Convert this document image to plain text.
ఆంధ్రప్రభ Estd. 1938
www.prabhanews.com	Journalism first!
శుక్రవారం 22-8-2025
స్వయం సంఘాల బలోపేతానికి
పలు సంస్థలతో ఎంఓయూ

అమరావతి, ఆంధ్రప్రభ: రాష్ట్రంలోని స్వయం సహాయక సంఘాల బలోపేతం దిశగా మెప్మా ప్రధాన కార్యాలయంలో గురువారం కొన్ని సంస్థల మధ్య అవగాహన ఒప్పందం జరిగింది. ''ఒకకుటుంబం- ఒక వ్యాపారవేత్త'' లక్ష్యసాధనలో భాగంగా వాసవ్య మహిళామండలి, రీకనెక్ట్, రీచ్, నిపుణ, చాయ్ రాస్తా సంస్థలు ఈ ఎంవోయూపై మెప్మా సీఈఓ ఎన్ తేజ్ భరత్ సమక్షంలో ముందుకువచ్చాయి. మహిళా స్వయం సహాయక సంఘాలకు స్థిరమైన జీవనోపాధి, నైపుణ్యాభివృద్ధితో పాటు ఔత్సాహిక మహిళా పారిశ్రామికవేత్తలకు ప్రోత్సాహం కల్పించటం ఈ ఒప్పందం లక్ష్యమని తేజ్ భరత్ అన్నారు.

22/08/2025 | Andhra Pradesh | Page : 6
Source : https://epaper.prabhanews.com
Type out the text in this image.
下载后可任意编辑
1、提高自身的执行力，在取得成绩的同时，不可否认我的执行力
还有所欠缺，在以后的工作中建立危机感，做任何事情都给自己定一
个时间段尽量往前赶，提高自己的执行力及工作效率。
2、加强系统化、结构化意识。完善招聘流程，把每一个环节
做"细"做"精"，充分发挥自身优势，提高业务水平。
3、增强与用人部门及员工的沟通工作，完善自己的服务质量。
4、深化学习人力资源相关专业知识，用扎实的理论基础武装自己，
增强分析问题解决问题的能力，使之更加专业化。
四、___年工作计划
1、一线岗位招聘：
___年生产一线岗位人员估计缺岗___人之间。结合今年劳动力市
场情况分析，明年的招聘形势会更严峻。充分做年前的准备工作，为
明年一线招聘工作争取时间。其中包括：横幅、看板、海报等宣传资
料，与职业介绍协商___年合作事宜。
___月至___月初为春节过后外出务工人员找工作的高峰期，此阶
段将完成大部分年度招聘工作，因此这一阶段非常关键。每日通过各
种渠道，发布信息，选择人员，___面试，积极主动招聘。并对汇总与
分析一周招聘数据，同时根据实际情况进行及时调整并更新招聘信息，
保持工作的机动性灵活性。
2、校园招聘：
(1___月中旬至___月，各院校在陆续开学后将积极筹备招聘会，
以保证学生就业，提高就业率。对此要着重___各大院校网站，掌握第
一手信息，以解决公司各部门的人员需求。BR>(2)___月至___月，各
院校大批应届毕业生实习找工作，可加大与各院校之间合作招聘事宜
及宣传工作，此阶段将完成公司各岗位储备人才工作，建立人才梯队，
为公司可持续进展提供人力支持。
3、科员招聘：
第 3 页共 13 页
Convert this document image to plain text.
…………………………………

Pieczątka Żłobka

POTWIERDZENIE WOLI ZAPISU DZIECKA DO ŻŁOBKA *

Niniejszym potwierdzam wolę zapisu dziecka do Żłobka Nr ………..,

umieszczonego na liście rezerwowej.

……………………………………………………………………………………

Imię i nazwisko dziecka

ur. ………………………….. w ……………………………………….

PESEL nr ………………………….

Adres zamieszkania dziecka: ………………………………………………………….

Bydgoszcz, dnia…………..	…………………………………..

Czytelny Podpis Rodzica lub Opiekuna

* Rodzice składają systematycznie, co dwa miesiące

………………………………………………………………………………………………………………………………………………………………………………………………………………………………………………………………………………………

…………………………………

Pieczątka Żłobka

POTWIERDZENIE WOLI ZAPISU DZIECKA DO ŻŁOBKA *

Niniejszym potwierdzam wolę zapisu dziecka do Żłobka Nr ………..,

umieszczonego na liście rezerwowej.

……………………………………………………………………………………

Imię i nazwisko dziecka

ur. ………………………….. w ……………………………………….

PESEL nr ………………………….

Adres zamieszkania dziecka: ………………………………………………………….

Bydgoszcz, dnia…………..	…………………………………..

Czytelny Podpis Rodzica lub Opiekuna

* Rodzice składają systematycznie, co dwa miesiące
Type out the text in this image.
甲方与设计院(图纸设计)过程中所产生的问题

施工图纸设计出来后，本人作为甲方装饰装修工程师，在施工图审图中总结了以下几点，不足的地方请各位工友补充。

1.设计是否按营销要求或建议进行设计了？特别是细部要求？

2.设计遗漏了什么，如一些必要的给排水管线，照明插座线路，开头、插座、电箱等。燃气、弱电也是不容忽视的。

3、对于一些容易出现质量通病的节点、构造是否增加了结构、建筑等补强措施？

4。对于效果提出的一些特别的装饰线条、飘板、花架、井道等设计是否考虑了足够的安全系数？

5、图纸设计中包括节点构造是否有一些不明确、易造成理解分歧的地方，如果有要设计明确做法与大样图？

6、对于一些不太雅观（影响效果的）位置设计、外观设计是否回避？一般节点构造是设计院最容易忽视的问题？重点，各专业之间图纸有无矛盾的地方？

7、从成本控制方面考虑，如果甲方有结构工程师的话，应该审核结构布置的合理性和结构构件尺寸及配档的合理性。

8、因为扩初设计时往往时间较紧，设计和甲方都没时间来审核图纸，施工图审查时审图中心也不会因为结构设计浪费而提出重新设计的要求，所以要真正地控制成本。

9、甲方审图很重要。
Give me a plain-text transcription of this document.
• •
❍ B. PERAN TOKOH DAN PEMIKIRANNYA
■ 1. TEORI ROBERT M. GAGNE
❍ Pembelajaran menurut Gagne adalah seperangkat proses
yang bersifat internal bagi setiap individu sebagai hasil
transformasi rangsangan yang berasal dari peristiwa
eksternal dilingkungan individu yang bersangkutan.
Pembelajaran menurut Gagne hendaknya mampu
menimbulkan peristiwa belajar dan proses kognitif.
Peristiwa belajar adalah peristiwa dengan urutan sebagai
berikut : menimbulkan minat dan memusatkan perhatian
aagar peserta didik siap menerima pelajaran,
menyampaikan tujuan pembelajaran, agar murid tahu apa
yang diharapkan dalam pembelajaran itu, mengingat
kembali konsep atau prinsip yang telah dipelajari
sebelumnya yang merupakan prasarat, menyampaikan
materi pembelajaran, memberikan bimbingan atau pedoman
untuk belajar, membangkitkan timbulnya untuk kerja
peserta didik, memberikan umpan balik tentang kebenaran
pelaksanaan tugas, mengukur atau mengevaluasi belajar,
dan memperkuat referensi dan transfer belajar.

*BRIEF*:
Reproduce each entry exactly, leaving out nothing.

*FULL SOLUTION*:
Convert this document image to plain text.
ఆంధ్రప్రభ Estd. 1938
www.prabhanews.com	Journalism first!
శుక్రవారం 22-8-2025
స్వయం సంఘాల బలోపేతానికి
పలు సంస్థలతో ఎంఓయూ

అమరావతి, ఆంధ్రప్రభ: రాష్ట్రంలోని స్వయం సహాయక సంఘాల బలోపేతం దిశగా మెప్మా ప్రధాన కార్యాలయంలో గురువారం కొన్ని సంస్థల మధ్య అవగాహన ఒప్పందం జరిగింది. ''ఒకకుటుంబం- ఒక వ్యాపారవేత్త'' లక్ష్యసాధనలో భాగంగా వాసవ్య మహిళామండలి, రీకనెక్ట్, రీచ్, నిపుణ, చాయ్ రాస్తా సంస్థలు ఈ ఎంవోయూపై మెప్మా సీఈఓ ఎన్ తేజ్ భరత్ సమక్షంలో ముందుకువచ్చాయి. మహిళా స్వయం సహాయక సంఘాలకు స్థిరమైన జీవనోపాధి, నైపుణ్యాభివృద్ధితో పాటు ఔత్సాహిక మహిళా పారిశ్రామికవేత్తలకు ప్రోత్సాహం కల్పించటం ఈ ఒప్పందం లక్ష్యమని తేజ్ భరత్ అన్నారు.

22/08/2025 | Andhra Pradesh | Page : 6
Source : https://epaper.prabhanews.com
Type out the text in this image.
下载后可任意编辑
1、提高自身的执行力，在取得成绩的同时，不可否认我的执行力
还有所欠缺，在以后的工作中建立危机感，做任何事情都给自己定一
个时间段尽量往前赶，提高自己的执行力及工作效率。
2、加强系统化、结构化意识。完善招聘流程，把每一个环节
做"细"做"精"，充分发挥自身优势，提高业务水平。
3、增强与用人部门及员工的沟通工作，完善自己的服务质量。
4、深化学习人力资源相关专业知识，用扎实的理论基础武装自己，
增强分析问题解决问题的能力，使之更加专业化。
四、___年工作计划
1、一线岗位招聘：
___年生产一线岗位人员估计缺岗___人之间。结合今年劳动力市
场情况分析，明年的招聘形势会更严峻。充分做年前的准备工作，为
明年一线招聘工作争取时间。其中包括：横幅、看板、海报等宣传资
料，与职业介绍协商___年合作事宜。
___月至___月初为春节过后外出务工人员找工作的高峰期，此阶
段将完成大部分年度招聘工作，因此这一阶段非常关键。每日通过各
种渠道，发布信息，选择人员，___面试，积极主动招聘。并对汇总与
分析一周招聘数据，同时根据实际情况进行及时调整并更新招聘信息，
保持工作的机动性灵活性。
2、校园招聘：
(1___月中旬至___月，各院校在陆续开学后将积极筹备招聘会，
以保证学生就业，提高就业率。对此要着重___各大院校网站，掌握第
一手信息，以解决公司各部门的人员需求。BR>(2)___月至___月，各
院校大批应届毕业生实习找工作，可加大与各院校之间合作招聘事宜
及宣传工作，此阶段将完成公司各岗位储备人才工作，建立人才梯队，
为公司可持续进展提供人力支持。
3、科员招聘：
第 3 页共 13 页
Convert this document image to plain text.
…………………………………

Pieczątka Żłobka

POTWIERDZENIE WOLI ZAPISU DZIECKA DO ŻŁOBKA *

Niniejszym potwierdzam wolę zapisu dziecka do Żłobka Nr ………..,

umieszczonego na liście rezerwowej.

……………………………………………………………………………………

Imię i nazwisko dziecka

ur. ………………………….. w ……………………………………….

PESEL nr ………………………….

Adres zamieszkania dziecka: ………………………………………………………….

Bydgoszcz, dnia…………..	…………………………………..

Czytelny Podpis Rodzica lub Opiekuna

* Rodzice składają systematycznie, co dwa miesiące

………………………………………………………………………………………………………………………………………………………………………………………………………………………………………………………………………………………

…………………………………

Pieczątka Żłobka

POTWIERDZENIE WOLI ZAPISU DZIECKA DO ŻŁOBKA *

Niniejszym potwierdzam wolę zapisu dziecka do Żłobka Nr ………..,

umieszczonego na liście rezerwowej.

……………………………………………………………………………………

Imię i nazwisko dziecka

ur. ………………………….. w ……………………………………….

PESEL nr ………………………….

Adres zamieszkania dziecka: ………………………………………………………….

Bydgoszcz, dnia…………..	…………………………………..

Czytelny Podpis Rodzica lub Opiekuna

* Rodzice składają systematycznie, co dwa miesiące
Type out the text in this image.
甲方与设计院(图纸设计)过程中所产生的问题

施工图纸设计出来后，本人作为甲方装饰装修工程师，在施工图审图中总结了以下几点，不足的地方请各位工友补充。

1.设计是否按营销要求或建议进行设计了？特别是细部要求？

2.设计遗漏了什么，如一些必要的给排水管线，照明插座线路，开头、插座、电箱等。燃气、弱电也是不容忽视的。

3、对于一些容易出现质量通病的节点、构造是否增加了结构、建筑等补强措施？

4。对于效果提出的一些特别的装饰线条、飘板、花架、井道等设计是否考虑了足够的安全系数？

5、图纸设计中包括节点构造是否有一些不明确、易造成理解分歧的地方，如果有要设计明确做法与大样图？

6、对于一些不太雅观（影响效果的）位置设计、外观设计是否回避？一般节点构造是设计院最容易忽视的问题？重点，各专业之间图纸有无矛盾的地方？

7、从成本控制方面考虑，如果甲方有结构工程师的话，应该审核结构布置的合理性和结构构件尺寸及配档的合理性。

8、因为扩初设计时往往时间较紧，设计和甲方都没时间来审核图纸，施工图审查时审图中心也不会因为结构设计浪费而提出重新设计的要求，所以要真正地控制成本。

9、甲方审图很重要。
Give me a plain-text transcription of this document.
• •
❍ B. PERAN TOKOH DAN PEMIKIRANNYA
■ 1. TEORI ROBERT M. GAGNE
❍ Pembelajaran menurut Gagne adalah seperangkat proses
yang bersifat internal bagi setiap individu sebagai hasil
transformasi rangsangan yang berasal dari peristiwa
eksternal dilingkungan individu yang bersangkutan.
Pembelajaran menurut Gagne hendaknya mampu
menimbulkan peristiwa belajar dan proses kognitif.
Peristiwa belajar adalah peristiwa dengan urutan sebagai
berikut : menimbulkan minat dan memusatkan perhatian
aagar peserta didik siap menerima pelajaran,
menyampaikan tujuan pembelajaran, agar murid tahu apa
yang diharapkan dalam pembelajaran itu, mengingat
kembali konsep atau prinsip yang telah dipelajari
sebelumnya yang merupakan prasarat, menyampaikan
materi pembelajaran, memberikan bimbingan atau pedoman
untuk belajar, membangkitkan timbulnya untuk kerja
peserta didik, memberikan umpan balik tentang kebenaran
pelaksanaan tugas, mengukur atau mengevaluasi belajar,
dan memperkuat referensi dan transfer belajar.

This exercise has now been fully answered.